Supplied data »
---*---
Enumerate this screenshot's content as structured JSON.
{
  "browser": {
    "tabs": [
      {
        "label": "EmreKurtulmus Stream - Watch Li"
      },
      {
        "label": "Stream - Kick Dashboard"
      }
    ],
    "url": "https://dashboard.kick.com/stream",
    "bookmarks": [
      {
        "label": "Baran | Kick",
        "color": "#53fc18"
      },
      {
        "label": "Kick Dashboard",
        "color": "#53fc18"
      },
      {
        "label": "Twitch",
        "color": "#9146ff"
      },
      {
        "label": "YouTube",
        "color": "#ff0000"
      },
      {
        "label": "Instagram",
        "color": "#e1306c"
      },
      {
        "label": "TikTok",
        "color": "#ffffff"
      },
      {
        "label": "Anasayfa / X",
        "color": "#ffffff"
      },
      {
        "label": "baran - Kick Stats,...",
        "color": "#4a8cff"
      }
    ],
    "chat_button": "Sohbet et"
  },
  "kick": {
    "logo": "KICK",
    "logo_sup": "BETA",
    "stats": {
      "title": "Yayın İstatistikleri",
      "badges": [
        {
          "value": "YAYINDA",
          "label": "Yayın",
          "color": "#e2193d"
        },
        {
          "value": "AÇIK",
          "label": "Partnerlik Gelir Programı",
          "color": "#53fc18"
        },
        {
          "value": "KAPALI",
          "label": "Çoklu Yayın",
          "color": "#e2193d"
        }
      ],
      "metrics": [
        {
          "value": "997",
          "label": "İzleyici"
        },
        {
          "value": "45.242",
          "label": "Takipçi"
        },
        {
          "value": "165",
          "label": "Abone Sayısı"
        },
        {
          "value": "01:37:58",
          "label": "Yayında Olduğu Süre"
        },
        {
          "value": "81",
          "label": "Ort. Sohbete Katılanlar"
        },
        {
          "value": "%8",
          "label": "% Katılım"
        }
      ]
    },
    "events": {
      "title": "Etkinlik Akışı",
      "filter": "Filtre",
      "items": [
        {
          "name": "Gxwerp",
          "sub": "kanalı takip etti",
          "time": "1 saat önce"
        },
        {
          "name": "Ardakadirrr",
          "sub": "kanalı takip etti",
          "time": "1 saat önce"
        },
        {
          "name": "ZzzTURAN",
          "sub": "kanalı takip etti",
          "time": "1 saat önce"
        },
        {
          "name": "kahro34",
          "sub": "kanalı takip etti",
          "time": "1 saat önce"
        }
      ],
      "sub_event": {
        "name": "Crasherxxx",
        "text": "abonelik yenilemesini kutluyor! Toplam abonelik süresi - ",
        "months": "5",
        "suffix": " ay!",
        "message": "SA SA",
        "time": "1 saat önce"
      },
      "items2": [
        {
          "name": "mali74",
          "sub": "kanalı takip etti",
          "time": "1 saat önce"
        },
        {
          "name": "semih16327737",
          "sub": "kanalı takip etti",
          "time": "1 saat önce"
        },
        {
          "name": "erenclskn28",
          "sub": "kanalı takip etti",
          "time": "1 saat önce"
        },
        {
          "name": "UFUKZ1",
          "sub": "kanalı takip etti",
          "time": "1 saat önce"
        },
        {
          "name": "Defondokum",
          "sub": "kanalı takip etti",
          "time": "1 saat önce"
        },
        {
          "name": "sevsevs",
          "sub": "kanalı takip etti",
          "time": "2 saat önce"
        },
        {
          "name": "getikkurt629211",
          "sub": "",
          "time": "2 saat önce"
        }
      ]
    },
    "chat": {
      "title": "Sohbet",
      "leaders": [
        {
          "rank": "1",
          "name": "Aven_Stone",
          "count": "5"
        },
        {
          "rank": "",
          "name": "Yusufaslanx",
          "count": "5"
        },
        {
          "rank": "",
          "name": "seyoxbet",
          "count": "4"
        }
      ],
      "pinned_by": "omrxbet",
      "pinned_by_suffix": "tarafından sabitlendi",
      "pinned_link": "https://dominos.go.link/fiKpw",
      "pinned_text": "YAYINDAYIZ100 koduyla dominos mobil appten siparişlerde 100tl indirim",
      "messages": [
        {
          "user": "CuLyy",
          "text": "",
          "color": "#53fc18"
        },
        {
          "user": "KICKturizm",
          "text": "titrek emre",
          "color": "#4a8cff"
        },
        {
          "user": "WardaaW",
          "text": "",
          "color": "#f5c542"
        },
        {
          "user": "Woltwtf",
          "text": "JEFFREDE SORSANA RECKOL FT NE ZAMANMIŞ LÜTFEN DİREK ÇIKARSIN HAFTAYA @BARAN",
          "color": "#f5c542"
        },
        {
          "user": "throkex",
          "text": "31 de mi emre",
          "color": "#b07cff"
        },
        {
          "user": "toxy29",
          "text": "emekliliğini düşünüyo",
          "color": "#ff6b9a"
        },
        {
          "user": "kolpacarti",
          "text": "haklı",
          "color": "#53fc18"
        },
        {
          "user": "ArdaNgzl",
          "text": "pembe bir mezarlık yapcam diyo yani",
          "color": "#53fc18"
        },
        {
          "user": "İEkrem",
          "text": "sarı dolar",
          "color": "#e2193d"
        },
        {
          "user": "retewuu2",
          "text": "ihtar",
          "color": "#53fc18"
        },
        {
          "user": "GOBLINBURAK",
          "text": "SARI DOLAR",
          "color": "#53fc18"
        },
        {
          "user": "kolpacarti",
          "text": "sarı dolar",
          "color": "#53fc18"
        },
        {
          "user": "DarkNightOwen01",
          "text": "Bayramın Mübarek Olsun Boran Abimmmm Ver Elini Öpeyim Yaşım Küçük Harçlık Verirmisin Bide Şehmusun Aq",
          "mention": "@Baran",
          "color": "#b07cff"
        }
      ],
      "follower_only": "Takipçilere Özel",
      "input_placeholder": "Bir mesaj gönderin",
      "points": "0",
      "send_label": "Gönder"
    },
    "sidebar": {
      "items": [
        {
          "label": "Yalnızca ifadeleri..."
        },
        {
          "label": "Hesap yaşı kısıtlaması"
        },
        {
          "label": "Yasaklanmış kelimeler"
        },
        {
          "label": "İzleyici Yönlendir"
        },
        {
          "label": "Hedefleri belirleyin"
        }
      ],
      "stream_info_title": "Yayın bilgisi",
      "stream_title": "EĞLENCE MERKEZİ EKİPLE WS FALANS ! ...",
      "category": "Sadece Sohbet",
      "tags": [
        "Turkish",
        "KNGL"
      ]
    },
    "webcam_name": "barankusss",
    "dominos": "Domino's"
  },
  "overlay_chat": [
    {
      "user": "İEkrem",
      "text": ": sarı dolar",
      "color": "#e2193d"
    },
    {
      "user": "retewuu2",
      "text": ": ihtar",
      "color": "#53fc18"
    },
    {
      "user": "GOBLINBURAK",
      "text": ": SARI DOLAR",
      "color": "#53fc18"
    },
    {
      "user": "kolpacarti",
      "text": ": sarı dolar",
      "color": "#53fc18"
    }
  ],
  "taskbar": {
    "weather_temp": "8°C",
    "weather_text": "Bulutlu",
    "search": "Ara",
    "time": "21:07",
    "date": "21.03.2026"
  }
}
---*---
Task to carry out » Type the material above out again, exactly.

Result for this task »
Enumerate this screenshot's content as structured JSON.
{
  "browser": {
    "tabs": [
      {
        "label": "EmreKurtulmus Stream - Watch Li"
      },
      {
        "label": "Stream - Kick Dashboard"
      }
    ],
    "url": "https://dashboard.kick.com/stream",
    "bookmarks": [
      {
        "label": "Baran | Kick",
        "color": "#53fc18"
      },
      {
        "label": "Kick Dashboard",
        "color": "#53fc18"
      },
      {
        "label": "Twitch",
        "color": "#9146ff"
      },
      {
        "label": "YouTube",
        "color": "#ff0000"
      },
      {
        "label": "Instagram",
        "color": "#e1306c"
      },
      {
        "label": "TikTok",
        "color": "#ffffff"
      },
      {
        "label": "Anasayfa / X",
        "color": "#ffffff"
      },
      {
        "label": "baran - Kick Stats,...",
        "color": "#4a8cff"
      }
    ],
    "chat_button": "Sohbet et"
  },
  "kick": {
    "logo": "KICK",
    "logo_sup": "BETA",
    "stats": {
      "title": "Yayın İstatistikleri",
      "badges": [
        {
          "value": "YAYINDA",
          "label": "Yayın",
          "color": "#e2193d"
        },
        {
          "value": "AÇIK",
          "label": "Partnerlik Gelir Programı",
          "color": "#53fc18"
        },
        {
          "value": "KAPALI",
          "label": "Çoklu Yayın",
          "color": "#e2193d"
        }
      ],
      "metrics": [
        {
          "value": "997",
          "label": "İzleyici"
        },
        {
          "value": "45.242",
          "label": "Takipçi"
        },
        {
          "value": "165",
          "label": "Abone Sayısı"
        },
        {
          "value": "01:37:58",
          "label": "Yayında Olduğu Süre"
        },
        {
          "value": "81",
          "label": "Ort. Sohbete Katılanlar"
        },
        {
          "value": "%8",
          "label": "% Katılım"
        }
      ]
    },
    "events": {
      "title": "Etkinlik Akışı",
      "filter": "Filtre",
      "items": [
        {
          "name": "Gxwerp",
          "sub": "kanalı takip etti",
          "time": "1 saat önce"
        },
        {
          "name": "Ardakadirrr",
          "sub": "kanalı takip etti",
          "time": "1 saat önce"
        },
        {
          "name": "ZzzTURAN",
          "sub": "kanalı takip etti",
          "time": "1 saat önce"
        },
        {
          "name": "kahro34",
          "sub": "kanalı takip etti",
          "time": "1 saat önce"
        }
      ],
      "sub_event": {
        "name": "Crasherxxx",
        "text": "abonelik yenilemesini kutluyor! Toplam abonelik süresi - ",
        "months": "5",
        "suffix": " ay!",
        "message": "SA SA",
        "time": "1 saat önce"
      },
      "items2": [
        {
          "name": "mali74",
          "sub": "kanalı takip etti",
          "time": "1 saat önce"
        },
        {
          "name": "semih16327737",
          "sub": "kanalı takip etti",
          "time": "1 saat önce"
        },
        {
          "name": "erenclskn28",
          "sub": "kanalı takip etti",
          "time": "1 saat önce"
        },
        {
          "name": "UFUKZ1",
          "sub": "kanalı takip etti",
          "time": "1 saat önce"
        },
        {
          "name": "Defondokum",
          "sub": "kanalı takip etti",
          "time": "1 saat önce"
        },
        {
          "name": "sevsevs",
          "sub": "kanalı takip etti",
          "time": "2 saat önce"
        },
        {
          "name": "getikkurt629211",
          "sub": "",
          "time": "2 saat önce"
        }
      ]
    },
    "chat": {
      "title": "Sohbet",
      "leaders": [
        {
          "rank": "1",
          "name": "Aven_Stone",
          "count": "5"
        },
        {
          "rank": "",
          "name": "Yusufaslanx",
          "count": "5"
        },
        {
          "rank": "",
          "name": "seyoxbet",
          "count": "4"
        }
      ],
      "pinned_by": "omrxbet",
      "pinned_by_suffix": "tarafından sabitlendi",
      "pinned_link": "https://dominos.go.link/fiKpw",
      "pinned_text": "YAYINDAYIZ100 koduyla dominos mobil appten siparişlerde 100tl indirim",
      "messages": [
        {
          "user": "CuLyy",
          "text": "",
          "color": "#53fc18"
        },
        {
          "user": "KICKturizm",
          "text": "titrek emre",
          "color": "#4a8cff"
        },
        {
          "user": "WardaaW",
          "text": "",
          "color": "#f5c542"
        },
        {
          "user": "Woltwtf",
          "text": "JEFFREDE SORSANA RECKOL FT NE ZAMANMIŞ LÜTFEN DİREK ÇIKARSIN HAFTAYA @BARAN",
          "color": "#f5c542"
        },
        {
          "user": "throkex",
          "text": "31 de mi emre",
          "color": "#b07cff"
        },
        {
          "user": "toxy29",
          "text": "emekliliğini düşünüyo",
          "color": "#ff6b9a"
        },
        {
          "user": "kolpacarti",
          "text": "haklı",
          "color": "#53fc18"
        },
        {
          "user": "ArdaNgzl",
          "text": "pembe bir mezarlık yapcam diyo yani",
          "color": "#53fc18"
        },
        {
          "user": "İEkrem",
          "text": "sarı dolar",
          "color": "#e2193d"
        },
        {
          "user": "retewuu2",
          "text": "ihtar",
          "color": "#53fc18"
        },
        {
          "user": "GOBLINBURAK",
          "text": "SARI DOLAR",
          "color": "#53fc18"
        },
        {
          "user": "kolpacarti",
          "text": "sarı dolar",
          "color": "#53fc18"
        },
        {
          "user": "DarkNightOwen01",
          "text": "Bayramın Mübarek Olsun Boran Abimmmm Ver Elini Öpeyim Yaşım Küçük Harçlık Verirmisin Bide Şehmusun Aq",
          "mention": "@Baran",
          "color": "#b07cff"
        }
      ],
      "follower_only": "Takipçilere Özel",
      "input_placeholder": "Bir mesaj gönderin",
      "points": "0",
      "send_label": "Gönder"
    },
    "sidebar": {
      "items": [
        {
          "label": "Yalnızca ifadeleri..."
        },
        {
          "label": "Hesap yaşı kısıtlaması"
        },
        {
          "label": "Yasaklanmış kelimeler"
        },
        {
          "label": "İzleyici Yönlendir"
        },
        {
          "label": "Hedefleri belirleyin"
        }
      ],
      "stream_info_title": "Yayın bilgisi",
      "stream_title": "EĞLENCE MERKEZİ EKİPLE WS FALANS ! ...",
      "category": "Sadece Sohbet",
      "tags": [
        "Turkish",
        "KNGL"
      ]
    },
    "webcam_name": "barankusss",
    "dominos": "Domino's"
  },
  "overlay_chat": [
    {
      "user": "İEkrem",
      "text": ": sarı dolar",
      "color": "#e2193d"
    },
    {
      "user": "retewuu2",
      "text": ": ihtar",
      "color": "#53fc18"
    },
    {
      "user": "GOBLINBURAK",
      "text": ": SARI DOLAR",
      "color": "#53fc18"
    },
    {
      "user": "kolpacarti",
      "text": ": sarı dolar",
      "color": "#53fc18"
    }
  ],
  "taskbar": {
    "weather_temp": "8°C",
    "weather_text": "Bulutlu",
    "search": "Ara",
    "time": "21:07",
    "date": "21.03.2026"
  }
}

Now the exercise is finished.